▶ **Supplied records**

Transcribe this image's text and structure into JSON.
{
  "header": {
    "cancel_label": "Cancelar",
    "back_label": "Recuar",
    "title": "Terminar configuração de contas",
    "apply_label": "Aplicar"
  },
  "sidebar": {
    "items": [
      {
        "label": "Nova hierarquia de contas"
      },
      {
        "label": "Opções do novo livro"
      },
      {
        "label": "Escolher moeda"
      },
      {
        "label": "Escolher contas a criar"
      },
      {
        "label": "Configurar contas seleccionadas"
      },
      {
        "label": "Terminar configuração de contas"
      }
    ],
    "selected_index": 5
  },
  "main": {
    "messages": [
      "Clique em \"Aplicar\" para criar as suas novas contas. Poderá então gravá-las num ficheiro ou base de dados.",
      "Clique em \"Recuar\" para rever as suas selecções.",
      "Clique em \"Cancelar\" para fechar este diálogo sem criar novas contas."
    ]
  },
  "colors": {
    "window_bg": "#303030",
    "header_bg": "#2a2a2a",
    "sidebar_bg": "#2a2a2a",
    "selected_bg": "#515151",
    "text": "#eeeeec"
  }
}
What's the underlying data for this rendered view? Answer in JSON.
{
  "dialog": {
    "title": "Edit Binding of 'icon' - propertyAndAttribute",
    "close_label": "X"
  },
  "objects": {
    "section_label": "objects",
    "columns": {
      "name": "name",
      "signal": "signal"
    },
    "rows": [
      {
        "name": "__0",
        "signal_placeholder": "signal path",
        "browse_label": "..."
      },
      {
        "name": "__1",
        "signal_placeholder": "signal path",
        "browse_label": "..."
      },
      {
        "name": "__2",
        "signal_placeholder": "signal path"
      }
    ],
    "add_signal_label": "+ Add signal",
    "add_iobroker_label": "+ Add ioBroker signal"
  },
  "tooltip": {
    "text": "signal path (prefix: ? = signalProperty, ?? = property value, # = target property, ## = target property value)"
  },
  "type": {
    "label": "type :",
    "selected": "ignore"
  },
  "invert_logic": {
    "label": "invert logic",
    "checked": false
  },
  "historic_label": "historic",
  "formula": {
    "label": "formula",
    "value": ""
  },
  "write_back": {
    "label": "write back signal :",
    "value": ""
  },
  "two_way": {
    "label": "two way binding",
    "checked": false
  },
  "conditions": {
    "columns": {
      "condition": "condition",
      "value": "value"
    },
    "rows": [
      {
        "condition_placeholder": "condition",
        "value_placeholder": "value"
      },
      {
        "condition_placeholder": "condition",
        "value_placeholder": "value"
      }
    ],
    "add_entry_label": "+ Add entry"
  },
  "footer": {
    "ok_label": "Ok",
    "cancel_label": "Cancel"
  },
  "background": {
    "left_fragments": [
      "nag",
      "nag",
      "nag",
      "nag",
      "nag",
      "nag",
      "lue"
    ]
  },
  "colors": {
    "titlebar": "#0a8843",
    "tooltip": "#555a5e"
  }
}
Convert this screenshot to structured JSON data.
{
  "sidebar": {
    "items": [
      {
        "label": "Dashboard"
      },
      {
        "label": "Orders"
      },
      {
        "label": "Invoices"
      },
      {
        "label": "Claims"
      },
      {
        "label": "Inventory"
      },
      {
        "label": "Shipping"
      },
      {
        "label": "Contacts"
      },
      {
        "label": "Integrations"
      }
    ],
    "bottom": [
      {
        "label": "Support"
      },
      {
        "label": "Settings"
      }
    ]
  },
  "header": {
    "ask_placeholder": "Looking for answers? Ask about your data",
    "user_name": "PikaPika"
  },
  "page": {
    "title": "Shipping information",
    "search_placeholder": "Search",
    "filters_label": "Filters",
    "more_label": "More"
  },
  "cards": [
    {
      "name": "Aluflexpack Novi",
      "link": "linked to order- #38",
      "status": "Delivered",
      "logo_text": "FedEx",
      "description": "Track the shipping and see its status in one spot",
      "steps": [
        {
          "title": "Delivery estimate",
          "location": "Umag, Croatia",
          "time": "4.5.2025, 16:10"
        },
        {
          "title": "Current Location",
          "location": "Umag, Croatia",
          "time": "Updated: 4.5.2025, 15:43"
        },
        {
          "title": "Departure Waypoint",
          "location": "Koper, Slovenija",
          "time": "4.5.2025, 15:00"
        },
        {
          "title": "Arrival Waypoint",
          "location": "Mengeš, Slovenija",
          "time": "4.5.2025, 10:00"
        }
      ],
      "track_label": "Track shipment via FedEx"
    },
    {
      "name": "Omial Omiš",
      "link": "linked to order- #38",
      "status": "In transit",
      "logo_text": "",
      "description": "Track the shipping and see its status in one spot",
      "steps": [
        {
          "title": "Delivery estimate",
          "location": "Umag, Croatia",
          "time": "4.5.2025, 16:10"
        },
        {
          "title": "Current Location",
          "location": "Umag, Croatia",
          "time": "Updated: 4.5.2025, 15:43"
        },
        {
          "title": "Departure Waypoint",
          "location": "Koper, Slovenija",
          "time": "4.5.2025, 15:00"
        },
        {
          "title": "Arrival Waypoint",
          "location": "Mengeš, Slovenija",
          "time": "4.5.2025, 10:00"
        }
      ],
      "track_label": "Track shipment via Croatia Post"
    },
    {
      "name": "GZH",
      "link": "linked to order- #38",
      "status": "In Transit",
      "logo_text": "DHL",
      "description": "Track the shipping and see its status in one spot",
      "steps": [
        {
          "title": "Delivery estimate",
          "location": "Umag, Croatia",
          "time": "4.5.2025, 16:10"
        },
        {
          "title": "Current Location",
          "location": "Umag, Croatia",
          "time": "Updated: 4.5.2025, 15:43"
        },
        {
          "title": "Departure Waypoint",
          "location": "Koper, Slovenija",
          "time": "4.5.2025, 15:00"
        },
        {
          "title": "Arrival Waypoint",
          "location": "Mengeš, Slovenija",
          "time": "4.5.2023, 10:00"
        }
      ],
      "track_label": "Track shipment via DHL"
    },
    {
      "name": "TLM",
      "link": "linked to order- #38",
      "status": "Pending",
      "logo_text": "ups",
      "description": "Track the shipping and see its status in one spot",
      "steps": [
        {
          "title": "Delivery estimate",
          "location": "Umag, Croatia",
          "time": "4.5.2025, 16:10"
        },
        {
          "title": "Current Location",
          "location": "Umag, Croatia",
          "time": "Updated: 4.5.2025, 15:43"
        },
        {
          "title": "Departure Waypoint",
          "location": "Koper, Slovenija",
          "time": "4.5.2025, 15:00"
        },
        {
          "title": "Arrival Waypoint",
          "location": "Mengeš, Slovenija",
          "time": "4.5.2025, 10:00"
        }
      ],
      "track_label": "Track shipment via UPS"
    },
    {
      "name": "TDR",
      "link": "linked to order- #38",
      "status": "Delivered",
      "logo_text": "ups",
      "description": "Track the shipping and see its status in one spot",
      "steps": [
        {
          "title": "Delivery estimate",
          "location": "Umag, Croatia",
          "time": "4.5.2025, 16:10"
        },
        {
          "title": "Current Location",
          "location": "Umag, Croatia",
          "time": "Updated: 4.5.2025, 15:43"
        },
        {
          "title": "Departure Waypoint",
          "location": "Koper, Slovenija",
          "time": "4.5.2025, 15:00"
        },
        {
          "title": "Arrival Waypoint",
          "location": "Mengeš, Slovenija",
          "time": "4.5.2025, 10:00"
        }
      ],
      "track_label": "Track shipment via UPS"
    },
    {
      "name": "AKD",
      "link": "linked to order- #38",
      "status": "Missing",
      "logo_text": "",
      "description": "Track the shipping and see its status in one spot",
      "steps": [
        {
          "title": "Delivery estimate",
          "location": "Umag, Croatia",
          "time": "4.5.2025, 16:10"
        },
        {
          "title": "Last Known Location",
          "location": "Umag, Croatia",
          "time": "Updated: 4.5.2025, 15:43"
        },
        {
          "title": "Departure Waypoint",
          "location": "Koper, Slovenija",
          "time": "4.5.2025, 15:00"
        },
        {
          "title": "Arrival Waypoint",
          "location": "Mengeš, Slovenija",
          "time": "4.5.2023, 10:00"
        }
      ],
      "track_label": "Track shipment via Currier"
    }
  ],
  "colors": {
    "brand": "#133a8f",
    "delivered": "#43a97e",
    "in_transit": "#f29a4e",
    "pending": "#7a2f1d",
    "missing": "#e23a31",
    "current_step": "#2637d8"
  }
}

▶ **Task statement**
In the listing above, find the lines holding the word "Aplicar" and copy them.

▶ **Output below**
    "apply_label": "Aplicar"
      "Clique em \"Aplicar\" para criar as suas novas contas. Poderá então gravá-las num ficheiro ou base de dados.",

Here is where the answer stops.